Written task:
Filter the entries that follow, copying every line in which the word "Communication" appears.

Data:
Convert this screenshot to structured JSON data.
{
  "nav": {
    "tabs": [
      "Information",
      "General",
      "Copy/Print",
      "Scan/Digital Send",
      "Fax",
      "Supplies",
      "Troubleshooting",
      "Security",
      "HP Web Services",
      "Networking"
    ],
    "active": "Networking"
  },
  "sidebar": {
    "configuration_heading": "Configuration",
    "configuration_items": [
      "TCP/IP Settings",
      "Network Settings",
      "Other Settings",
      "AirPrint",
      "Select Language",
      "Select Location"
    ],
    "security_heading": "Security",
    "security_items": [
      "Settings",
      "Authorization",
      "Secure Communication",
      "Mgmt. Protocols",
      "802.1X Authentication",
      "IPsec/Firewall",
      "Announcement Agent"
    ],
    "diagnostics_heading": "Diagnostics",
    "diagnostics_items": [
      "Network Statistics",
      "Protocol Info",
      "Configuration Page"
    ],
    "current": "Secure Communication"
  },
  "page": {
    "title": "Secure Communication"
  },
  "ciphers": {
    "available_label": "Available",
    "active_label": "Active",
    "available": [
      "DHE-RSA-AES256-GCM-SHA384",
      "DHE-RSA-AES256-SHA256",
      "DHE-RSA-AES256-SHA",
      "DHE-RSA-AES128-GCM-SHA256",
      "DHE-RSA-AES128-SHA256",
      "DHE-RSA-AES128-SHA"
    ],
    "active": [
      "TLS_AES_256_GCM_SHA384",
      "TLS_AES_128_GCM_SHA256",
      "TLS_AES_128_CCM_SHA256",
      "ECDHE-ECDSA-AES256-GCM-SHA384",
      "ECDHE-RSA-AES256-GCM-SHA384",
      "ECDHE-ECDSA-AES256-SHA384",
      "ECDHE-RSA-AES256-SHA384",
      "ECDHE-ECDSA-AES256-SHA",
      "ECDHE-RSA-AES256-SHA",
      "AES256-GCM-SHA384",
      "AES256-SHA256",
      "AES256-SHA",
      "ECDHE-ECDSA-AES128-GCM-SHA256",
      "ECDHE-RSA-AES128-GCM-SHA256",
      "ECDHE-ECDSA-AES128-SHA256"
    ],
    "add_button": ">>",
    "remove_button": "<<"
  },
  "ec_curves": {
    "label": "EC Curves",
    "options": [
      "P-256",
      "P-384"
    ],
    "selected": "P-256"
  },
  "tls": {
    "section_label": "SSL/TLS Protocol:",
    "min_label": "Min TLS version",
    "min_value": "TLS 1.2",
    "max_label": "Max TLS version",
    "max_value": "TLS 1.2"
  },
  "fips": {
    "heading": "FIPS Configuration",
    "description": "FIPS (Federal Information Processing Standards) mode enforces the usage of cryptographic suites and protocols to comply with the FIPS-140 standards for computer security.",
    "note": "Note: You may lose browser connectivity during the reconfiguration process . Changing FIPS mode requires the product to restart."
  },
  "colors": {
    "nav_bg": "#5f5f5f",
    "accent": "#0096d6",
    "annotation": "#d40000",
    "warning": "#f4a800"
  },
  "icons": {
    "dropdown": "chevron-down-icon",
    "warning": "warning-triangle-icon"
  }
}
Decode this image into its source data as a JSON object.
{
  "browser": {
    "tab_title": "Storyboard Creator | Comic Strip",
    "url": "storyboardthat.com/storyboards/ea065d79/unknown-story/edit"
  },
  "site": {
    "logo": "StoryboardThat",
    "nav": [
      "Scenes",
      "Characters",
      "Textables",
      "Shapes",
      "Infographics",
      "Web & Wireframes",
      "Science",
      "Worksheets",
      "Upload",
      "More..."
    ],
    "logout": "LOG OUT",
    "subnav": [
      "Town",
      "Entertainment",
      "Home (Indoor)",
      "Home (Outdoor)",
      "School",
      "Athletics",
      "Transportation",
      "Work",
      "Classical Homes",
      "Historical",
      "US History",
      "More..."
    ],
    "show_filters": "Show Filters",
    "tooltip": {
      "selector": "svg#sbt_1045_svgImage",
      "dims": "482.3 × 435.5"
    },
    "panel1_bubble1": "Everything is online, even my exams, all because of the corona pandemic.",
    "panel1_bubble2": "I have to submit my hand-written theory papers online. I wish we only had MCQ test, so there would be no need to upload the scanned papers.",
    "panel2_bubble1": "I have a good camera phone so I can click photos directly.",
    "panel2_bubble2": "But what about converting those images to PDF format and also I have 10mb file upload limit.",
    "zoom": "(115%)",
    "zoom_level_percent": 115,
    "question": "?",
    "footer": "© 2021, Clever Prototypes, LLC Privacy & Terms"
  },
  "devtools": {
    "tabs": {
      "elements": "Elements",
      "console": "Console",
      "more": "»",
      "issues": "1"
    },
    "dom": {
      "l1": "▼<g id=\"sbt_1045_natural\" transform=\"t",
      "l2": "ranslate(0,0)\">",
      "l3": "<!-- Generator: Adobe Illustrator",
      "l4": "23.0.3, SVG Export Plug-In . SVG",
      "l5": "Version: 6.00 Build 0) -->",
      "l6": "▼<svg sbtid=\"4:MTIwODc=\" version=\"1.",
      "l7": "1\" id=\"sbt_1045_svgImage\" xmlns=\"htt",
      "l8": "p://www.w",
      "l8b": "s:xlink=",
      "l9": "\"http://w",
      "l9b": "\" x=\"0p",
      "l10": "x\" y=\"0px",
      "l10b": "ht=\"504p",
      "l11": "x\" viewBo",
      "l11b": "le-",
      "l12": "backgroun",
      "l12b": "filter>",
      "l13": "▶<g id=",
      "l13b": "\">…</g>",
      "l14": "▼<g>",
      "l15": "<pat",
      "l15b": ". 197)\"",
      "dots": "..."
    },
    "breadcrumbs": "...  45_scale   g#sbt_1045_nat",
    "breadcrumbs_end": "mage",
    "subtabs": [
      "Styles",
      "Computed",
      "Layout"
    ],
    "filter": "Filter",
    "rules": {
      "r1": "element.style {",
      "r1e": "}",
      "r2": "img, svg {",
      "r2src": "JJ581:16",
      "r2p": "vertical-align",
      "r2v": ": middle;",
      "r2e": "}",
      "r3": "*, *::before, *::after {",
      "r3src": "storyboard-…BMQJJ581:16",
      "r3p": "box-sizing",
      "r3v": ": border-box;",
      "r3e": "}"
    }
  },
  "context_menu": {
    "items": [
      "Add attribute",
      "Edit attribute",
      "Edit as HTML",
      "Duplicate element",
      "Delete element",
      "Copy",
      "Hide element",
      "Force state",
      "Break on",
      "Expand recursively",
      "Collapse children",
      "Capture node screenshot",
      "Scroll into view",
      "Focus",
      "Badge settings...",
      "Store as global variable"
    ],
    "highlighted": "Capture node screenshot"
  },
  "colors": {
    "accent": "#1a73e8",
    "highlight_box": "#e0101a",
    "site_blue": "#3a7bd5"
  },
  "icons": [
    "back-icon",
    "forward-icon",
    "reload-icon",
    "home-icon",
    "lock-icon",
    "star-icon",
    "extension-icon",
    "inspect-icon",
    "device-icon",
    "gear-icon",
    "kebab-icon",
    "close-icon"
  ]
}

--

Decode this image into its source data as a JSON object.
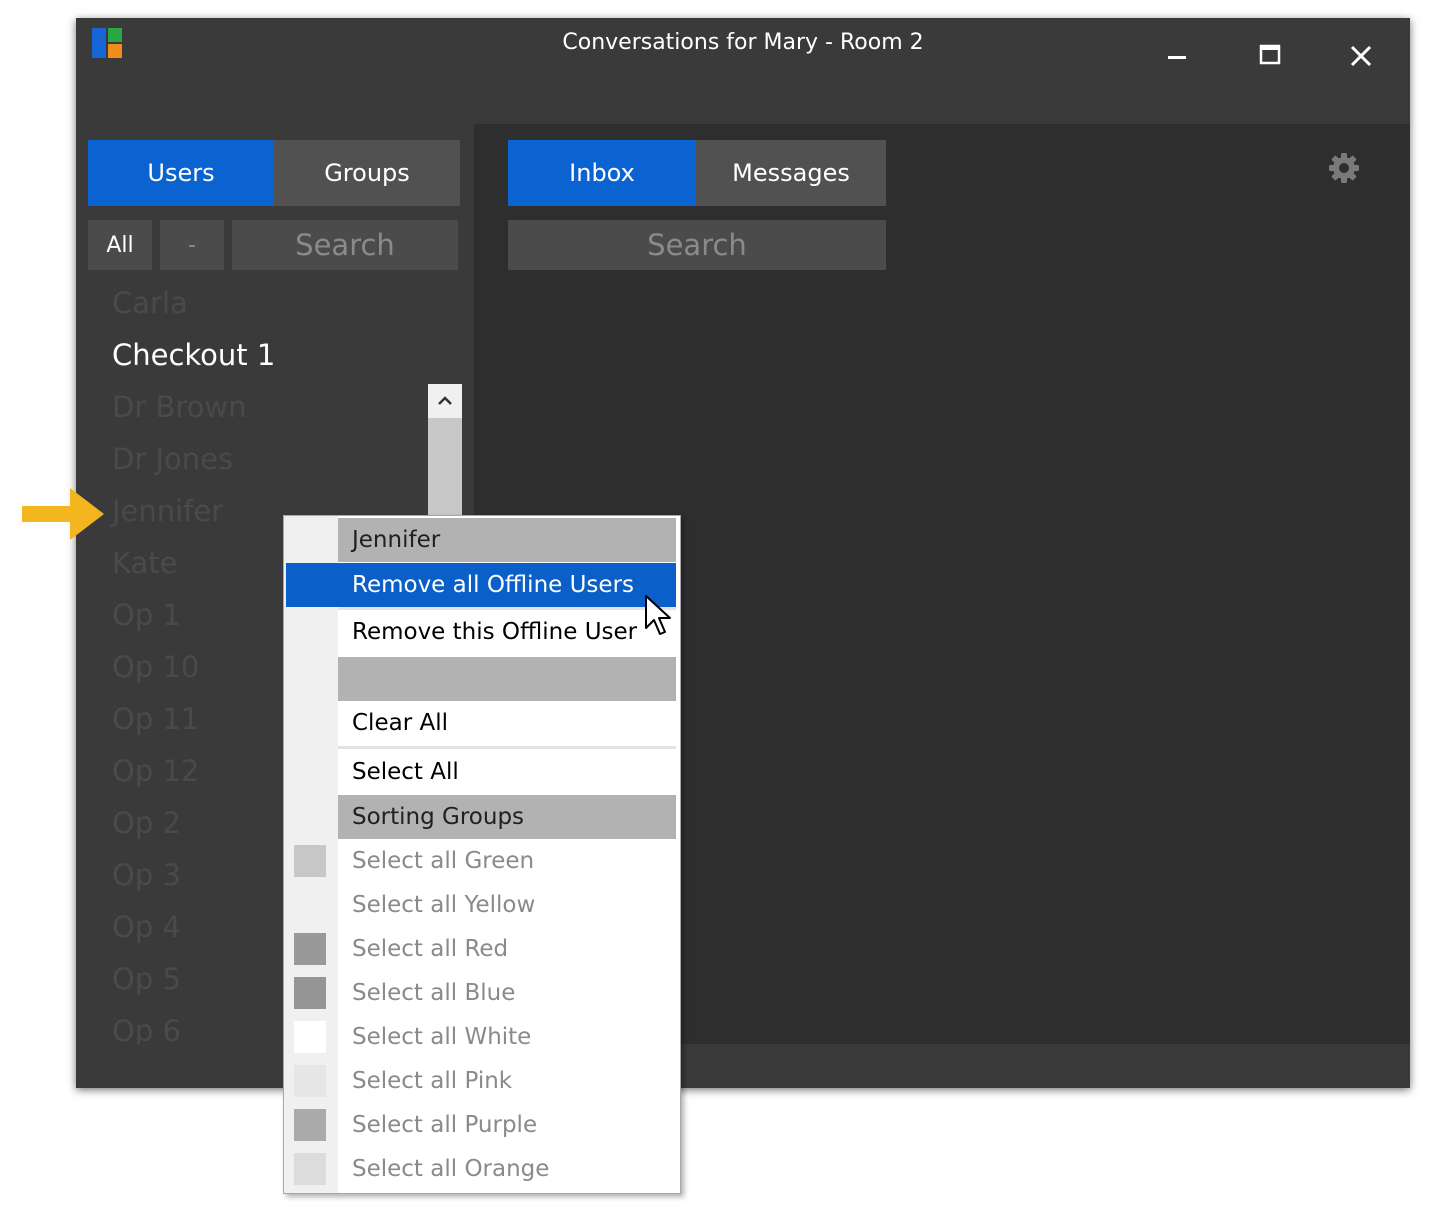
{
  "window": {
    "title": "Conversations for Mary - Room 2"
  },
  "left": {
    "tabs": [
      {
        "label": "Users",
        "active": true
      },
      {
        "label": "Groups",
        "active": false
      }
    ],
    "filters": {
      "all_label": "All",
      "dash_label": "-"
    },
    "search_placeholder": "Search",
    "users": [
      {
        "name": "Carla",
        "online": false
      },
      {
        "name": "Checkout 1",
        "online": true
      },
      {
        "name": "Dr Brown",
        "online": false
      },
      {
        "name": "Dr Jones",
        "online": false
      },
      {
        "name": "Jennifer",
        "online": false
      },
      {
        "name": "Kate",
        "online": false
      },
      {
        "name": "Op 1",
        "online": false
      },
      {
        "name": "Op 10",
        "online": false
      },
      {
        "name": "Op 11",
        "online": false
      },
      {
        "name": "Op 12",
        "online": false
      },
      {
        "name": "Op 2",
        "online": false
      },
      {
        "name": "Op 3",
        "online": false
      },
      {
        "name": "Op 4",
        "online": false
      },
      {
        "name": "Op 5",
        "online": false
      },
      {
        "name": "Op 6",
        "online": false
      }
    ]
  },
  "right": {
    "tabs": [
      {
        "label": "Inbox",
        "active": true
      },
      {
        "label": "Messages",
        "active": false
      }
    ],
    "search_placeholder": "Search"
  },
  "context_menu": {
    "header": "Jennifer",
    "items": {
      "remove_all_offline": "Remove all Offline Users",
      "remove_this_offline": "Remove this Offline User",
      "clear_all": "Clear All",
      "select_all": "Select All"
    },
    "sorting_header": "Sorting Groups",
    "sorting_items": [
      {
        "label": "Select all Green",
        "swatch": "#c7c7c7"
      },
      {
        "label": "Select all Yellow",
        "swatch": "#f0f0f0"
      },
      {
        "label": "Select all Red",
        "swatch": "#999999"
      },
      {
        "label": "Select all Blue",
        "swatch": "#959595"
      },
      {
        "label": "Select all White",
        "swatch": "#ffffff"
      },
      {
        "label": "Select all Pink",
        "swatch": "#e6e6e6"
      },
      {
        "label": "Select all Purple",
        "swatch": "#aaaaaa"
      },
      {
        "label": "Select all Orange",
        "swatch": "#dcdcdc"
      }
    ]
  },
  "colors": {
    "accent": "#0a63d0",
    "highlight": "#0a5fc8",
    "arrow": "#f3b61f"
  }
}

...

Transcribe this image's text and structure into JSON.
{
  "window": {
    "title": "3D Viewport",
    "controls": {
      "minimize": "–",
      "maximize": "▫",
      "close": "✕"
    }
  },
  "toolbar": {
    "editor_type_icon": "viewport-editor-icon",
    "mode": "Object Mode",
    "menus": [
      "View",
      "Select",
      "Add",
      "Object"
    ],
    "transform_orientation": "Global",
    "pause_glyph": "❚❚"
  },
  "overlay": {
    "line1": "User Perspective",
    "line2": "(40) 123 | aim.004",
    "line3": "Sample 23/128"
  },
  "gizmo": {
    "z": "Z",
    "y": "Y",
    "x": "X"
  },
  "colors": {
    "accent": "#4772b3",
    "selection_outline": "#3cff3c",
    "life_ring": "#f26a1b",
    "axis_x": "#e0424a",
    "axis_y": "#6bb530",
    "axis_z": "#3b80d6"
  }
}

Solution:
      "Secure Communication",
    "current": "Secure Communication"
    "title": "Secure Communication"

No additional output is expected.